United States District Court, W.D. Louisiana, Lafayette Division

October 29, 2018

KELLY PRECHT AND FLAVIA PRECHT
v.
COLUMBIA GULF TRANSMISSION, LLC

          MEMORANDUM RULING

          PATRICK J. HANNA UNITED STATES MAGISTRATE JUDGE

         Pending before the court is the motion to amend the complaint, which was filed by the plaintiffs, Kelly Precht and Flavia Precht. (Rec. Doc. 24). The motion is opposed. (Rec. Doc. 26). Considering the evidence, the law, and the arguments of the parties, and for the reasons fully explained below, the motion is DENIED.

         Background

         This case started in the 14th Judicial District Court, Calcasieu Parish, Louisiana and was removed to this forum under 28 U.S.C. § 1332. The plaintiffs filed a motion to remand the action back to state court, but that motion was denied. Now, the plaintiffs are seeking to amend their complaint to add an additional defendant that would destroy diversity and require remand.

         The plaintiffs, Kelly Precht and Flavia Precht, alleged in their original petition for damages that they lease land from the Stone Family, LLC for the purpose of grazing cattle, farming, and crawfishing. They further alleged that, after their lease was in effect, the Stone Family, LLC executed a right-of-way agreement, covering the same property and permitting defendant Columbia Gulf Transmission, LLC to construct a pipeline traversing the property. That agreement allegedly required Columbia Gulf to replace and restore the area disturbed by the laying, construction, operation, replacement, or maintenance of pipelines to a condition as near as practical to the property's original condition and also to pay for any damage to marketable timber, crops, approved fences, and approved tile drains.

         The plaintiffs alleged that Columbia Gulf did not enter into a similar right-of-way agreement with them. They further alleged that Columbia Gulf trespassed on the property that the Prechts lease and constructed a pipeline through their leased premises without regard for their crops, constructions, or possessions. The plaintiffs further alleged that they sustained damages due to Columbia Gulf's activities including damage to agricultural crops growing on the property, the cost of restoring farm infrastructure, past and future crop damage, losses due to the change in crop prices, losses due to a change in the yield per acre, and loss of crawfish income. The plaintiffs alleged that, despite amicable demand, Columbia Gulf did not honor their leasehold rights. The plaintiffs therefore sought to recover for their pecuniary and nonpecuniary damages plus attorneys' fees and court costs.

         In their proposed amending complaint, the plaintiffs seek to add Stone Family, LLC as a defendant.

         Law and Analysis

         Federal district courts are courts of limited jurisdiction, possessing only the power authorized by the Constitution and by statute.[1] Accordingly, federal courts have subject-matter jurisdiction only over civil actions presenting a federal question[2]and those in which the amount in controversy exceeds $75, 000 exclusive of interest and costs and the parties are citizens of different states.[3] For that reason, a suit is presumed to lie outside a federal court's jurisdiction until the party invoking federal-court jurisdiction establishes otherwise.[4] “[B]ecause the effect of removal is to deprive the state court of an action properly before it, removal raises significant federalism concerns.”[5] The removal statute must therefore be strictly construed, and any doubt about the propriety of removal must be resolved in favor of remand and against federal-court jurisdiction.[6]

         In its removal notice, Columbia Gulf established that the prerequisites for federal-court jurisdiction under 28 U.S.C. § 1332 were satisfied with regard to the parties in the lawsuit at that time. However, adding Stone Family, LLC as a defendant in the suit would destroy diversity.

• _TASK REQUIREMENTS_:
Carry on the court ruling on the Prechts' motion to amend from the point where it stops.

• _EXTRACTED ENTRIES_:

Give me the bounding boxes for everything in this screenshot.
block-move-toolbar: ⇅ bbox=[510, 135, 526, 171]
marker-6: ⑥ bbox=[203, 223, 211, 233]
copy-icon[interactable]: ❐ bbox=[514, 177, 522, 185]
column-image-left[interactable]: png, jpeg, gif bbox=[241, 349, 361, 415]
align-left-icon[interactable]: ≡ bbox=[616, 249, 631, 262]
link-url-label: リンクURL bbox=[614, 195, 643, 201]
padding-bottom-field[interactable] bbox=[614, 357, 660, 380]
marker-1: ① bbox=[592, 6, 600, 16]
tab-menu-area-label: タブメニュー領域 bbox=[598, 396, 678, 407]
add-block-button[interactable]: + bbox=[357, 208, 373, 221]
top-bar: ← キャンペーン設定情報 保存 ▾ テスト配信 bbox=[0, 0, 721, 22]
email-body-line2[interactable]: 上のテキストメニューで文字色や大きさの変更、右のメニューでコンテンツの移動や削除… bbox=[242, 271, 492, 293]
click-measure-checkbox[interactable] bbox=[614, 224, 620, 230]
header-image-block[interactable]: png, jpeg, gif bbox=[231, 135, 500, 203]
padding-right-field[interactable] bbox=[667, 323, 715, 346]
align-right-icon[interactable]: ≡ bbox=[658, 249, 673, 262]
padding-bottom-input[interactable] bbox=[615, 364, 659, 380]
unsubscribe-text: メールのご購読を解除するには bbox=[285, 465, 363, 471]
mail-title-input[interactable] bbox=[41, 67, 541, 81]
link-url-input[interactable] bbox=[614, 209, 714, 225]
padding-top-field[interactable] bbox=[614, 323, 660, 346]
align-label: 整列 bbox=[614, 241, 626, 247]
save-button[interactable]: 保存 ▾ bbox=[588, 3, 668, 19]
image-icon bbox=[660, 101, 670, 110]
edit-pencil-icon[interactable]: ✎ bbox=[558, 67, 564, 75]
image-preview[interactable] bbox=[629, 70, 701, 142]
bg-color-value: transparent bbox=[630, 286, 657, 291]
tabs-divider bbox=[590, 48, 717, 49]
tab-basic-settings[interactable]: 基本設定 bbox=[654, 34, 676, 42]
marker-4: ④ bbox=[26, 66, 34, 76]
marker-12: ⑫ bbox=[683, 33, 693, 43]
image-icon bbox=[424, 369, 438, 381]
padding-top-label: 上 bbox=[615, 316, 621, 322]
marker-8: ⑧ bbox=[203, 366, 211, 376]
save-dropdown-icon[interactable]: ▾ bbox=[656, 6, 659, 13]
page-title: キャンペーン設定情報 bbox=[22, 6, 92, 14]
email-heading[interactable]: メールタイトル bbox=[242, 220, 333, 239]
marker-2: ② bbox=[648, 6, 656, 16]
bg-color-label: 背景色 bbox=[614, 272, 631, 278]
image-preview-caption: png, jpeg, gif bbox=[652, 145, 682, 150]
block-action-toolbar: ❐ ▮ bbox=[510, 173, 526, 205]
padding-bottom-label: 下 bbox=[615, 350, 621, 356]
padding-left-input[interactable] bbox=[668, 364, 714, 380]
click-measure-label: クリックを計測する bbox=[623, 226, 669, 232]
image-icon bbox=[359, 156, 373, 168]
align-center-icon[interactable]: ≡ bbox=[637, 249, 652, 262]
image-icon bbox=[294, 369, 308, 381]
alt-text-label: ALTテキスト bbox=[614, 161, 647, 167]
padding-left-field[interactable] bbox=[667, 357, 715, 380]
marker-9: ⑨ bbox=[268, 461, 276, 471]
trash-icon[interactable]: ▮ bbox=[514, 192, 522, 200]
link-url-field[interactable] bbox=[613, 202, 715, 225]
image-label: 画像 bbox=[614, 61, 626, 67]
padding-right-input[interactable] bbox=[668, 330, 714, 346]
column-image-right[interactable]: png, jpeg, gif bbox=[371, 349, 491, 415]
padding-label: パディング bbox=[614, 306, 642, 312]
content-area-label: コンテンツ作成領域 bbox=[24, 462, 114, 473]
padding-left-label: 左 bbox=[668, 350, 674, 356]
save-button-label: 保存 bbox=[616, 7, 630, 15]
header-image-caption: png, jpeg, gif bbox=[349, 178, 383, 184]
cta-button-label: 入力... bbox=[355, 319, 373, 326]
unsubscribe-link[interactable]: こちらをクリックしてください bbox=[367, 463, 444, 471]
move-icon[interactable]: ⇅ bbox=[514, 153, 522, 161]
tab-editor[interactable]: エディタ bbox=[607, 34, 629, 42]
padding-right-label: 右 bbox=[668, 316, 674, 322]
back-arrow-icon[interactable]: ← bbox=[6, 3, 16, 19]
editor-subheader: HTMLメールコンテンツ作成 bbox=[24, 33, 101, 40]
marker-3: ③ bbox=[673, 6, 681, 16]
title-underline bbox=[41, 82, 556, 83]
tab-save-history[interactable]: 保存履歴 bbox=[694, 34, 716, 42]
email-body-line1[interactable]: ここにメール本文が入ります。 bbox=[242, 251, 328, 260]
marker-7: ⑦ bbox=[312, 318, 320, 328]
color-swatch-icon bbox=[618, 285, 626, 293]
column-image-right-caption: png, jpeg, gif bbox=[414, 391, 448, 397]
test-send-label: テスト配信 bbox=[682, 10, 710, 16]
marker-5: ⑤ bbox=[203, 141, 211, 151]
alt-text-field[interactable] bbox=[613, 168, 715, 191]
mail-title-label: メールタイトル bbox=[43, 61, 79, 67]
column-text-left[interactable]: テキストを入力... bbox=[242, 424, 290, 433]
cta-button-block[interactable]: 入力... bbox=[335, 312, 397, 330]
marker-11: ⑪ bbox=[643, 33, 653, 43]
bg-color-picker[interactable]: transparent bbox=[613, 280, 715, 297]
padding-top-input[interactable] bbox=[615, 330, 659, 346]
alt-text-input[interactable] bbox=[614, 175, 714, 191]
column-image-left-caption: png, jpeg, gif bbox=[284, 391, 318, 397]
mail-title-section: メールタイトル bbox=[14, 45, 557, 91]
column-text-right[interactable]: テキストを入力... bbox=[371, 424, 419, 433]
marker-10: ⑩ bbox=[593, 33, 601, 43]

• _OUTPUT OF THE EXERCISE_:
         It has already been established that the plaintiffs are citizens of Louisiana and that Columbia Gulf is a citizen of Delaware and Texas. Accordingly, those parties are diverse. The plaintiffs alleged that Stone Family, LLC is a limited liability company. A limited liability company is a citizen of every state in which any member of the company is a citizen, [7] and the citizenship of an LLC is determined by the citizenship of all of its members.[8] Therefore, the diversity analysis for a limited liability company requires a determination of the citizenship of every member of the company.[9] If any member is not diverse, the limited liability company is not diverse. The plaintiffs alleged that the members of Stone Family, LLC are George Stone, who is domiciled in North Carolina, and Donna Welch, who is domiciled in Louisiana. Because the citizenship of a natural person is determined by the state in which he or she is domiciled, [10] Mr. Stone is a North Carolina citizen and Ms. Welch is a Louisiana citizen. Consequently, Stone Family, LLC is also a Louisiana citizen, and Stone Family, LLC is not diverse in citizenship from the plaintiffs. Therefore, if the amendment were permitted, this suit would have to be remanded to state court.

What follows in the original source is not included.